Collected data:
▼▼▼

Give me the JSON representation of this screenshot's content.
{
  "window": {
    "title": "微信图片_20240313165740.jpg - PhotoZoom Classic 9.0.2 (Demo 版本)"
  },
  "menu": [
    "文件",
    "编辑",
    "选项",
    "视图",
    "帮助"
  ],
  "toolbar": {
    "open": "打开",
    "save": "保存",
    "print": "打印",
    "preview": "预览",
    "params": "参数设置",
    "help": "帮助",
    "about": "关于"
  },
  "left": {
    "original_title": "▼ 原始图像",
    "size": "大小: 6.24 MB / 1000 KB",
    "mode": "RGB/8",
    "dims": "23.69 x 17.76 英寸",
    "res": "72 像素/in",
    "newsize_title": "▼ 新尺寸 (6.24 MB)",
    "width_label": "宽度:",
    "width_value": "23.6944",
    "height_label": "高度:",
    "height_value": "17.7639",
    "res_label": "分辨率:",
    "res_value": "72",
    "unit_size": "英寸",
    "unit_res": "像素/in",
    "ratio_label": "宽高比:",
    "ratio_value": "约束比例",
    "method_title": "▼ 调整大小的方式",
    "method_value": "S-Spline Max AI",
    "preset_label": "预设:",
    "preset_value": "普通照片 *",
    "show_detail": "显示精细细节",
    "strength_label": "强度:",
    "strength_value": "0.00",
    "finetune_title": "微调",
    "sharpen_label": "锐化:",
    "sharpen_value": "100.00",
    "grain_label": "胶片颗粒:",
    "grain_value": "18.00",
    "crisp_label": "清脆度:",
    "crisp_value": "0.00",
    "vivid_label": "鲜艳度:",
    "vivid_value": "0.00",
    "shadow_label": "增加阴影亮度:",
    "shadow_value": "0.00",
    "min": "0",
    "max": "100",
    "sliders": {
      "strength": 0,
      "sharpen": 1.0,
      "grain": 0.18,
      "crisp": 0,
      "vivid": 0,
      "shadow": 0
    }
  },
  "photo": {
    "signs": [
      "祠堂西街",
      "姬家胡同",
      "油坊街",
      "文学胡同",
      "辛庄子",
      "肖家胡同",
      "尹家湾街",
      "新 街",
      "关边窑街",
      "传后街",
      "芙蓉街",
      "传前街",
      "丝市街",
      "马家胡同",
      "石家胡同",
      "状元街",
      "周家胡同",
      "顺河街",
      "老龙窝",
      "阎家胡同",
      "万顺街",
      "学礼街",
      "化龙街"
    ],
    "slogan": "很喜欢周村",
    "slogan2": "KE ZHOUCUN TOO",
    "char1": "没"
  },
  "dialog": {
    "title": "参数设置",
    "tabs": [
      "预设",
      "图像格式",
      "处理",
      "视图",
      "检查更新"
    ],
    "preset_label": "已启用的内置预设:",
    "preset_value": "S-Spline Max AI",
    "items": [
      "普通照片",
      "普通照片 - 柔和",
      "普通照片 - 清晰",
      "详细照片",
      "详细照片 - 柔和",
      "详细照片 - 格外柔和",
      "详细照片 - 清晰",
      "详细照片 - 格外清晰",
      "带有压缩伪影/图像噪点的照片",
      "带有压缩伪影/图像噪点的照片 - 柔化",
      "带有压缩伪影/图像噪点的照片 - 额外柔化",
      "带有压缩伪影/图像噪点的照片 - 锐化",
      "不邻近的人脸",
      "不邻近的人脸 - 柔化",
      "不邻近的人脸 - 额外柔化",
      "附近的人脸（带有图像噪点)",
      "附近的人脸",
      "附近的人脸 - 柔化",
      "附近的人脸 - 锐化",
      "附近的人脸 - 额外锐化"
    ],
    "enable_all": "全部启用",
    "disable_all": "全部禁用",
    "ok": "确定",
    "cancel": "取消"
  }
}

▲▲▲

**TASK TO COMPLETE**: Quote the whole listing above, leaving nothing out.

**WORKED SOLUTION**:
Give me the JSON representation of this screenshot's content.
{
  "window": {
    "title": "微信图片_20240313165740.jpg - PhotoZoom Classic 9.0.2 (Demo 版本)"
  },
  "menu": [
    "文件",
    "编辑",
    "选项",
    "视图",
    "帮助"
  ],
  "toolbar": {
    "open": "打开",
    "save": "保存",
    "print": "打印",
    "preview": "预览",
    "params": "参数设置",
    "help": "帮助",
    "about": "关于"
  },
  "left": {
    "original_title": "▼ 原始图像",
    "size": "大小: 6.24 MB / 1000 KB",
    "mode": "RGB/8",
    "dims": "23.69 x 17.76 英寸",
    "res": "72 像素/in",
    "newsize_title": "▼ 新尺寸 (6.24 MB)",
    "width_label": "宽度:",
    "width_value": "23.6944",
    "height_label": "高度:",
    "height_value": "17.7639",
    "res_label": "分辨率:",
    "res_value": "72",
    "unit_size": "英寸",
    "unit_res": "像素/in",
    "ratio_label": "宽高比:",
    "ratio_value": "约束比例",
    "method_title": "▼ 调整大小的方式",
    "method_value": "S-Spline Max AI",
    "preset_label": "预设:",
    "preset_value": "普通照片 *",
    "show_detail": "显示精细细节",
    "strength_label": "强度:",
    "strength_value": "0.00",
    "finetune_title": "微调",
    "sharpen_label": "锐化:",
    "sharpen_value": "100.00",
    "grain_label": "胶片颗粒:",
    "grain_value": "18.00",
    "crisp_label": "清脆度:",
    "crisp_value": "0.00",
    "vivid_label": "鲜艳度:",
    "vivid_value": "0.00",
    "shadow_label": "增加阴影亮度:",
    "shadow_value": "0.00",
    "min": "0",
    "max": "100",
    "sliders": {
      "strength": 0,
      "sharpen": 1.0,
      "grain": 0.18,
      "crisp": 0,
      "vivid": 0,
      "shadow": 0
    }
  },
  "photo": {
    "signs": [
      "祠堂西街",
      "姬家胡同",
      "油坊街",
      "文学胡同",
      "辛庄子",
      "肖家胡同",
      "尹家湾街",
      "新 街",
      "关边窑街",
      "传后街",
      "芙蓉街",
      "传前街",
      "丝市街",
      "马家胡同",
      "石家胡同",
      "状元街",
      "周家胡同",
      "顺河街",
      "老龙窝",
      "阎家胡同",
      "万顺街",
      "学礼街",
      "化龙街"
    ],
    "slogan": "很喜欢周村",
    "slogan2": "KE ZHOUCUN TOO",
    "char1": "没"
  },
  "dialog": {
    "title": "参数设置",
    "tabs": [
      "预设",
      "图像格式",
      "处理",
      "视图",
      "检查更新"
    ],
    "preset_label": "已启用的内置预设:",
    "preset_value": "S-Spline Max AI",
    "items": [
      "普通照片",
      "普通照片 - 柔和",
      "普通照片 - 清晰",
      "详细照片",
      "详细照片 - 柔和",
      "详细照片 - 格外柔和",
      "详细照片 - 清晰",
      "详细照片 - 格外清晰",
      "带有压缩伪影/图像噪点的照片",
      "带有压缩伪影/图像噪点的照片 - 柔化",
      "带有压缩伪影/图像噪点的照片 - 额外柔化",
      "带有压缩伪影/图像噪点的照片 - 锐化",
      "不邻近的人脸",
      "不邻近的人脸 - 柔化",
      "不邻近的人脸 - 额外柔化",
      "附近的人脸（带有图像噪点)",
      "附近的人脸",
      "附近的人脸 - 柔化",
      "附近的人脸 - 锐化",
      "附近的人脸 - 额外锐化"
    ],
    "enable_all": "全部启用",
    "disable_all": "全部禁用",
    "ok": "确定",
    "cancel": "取消"
  }
}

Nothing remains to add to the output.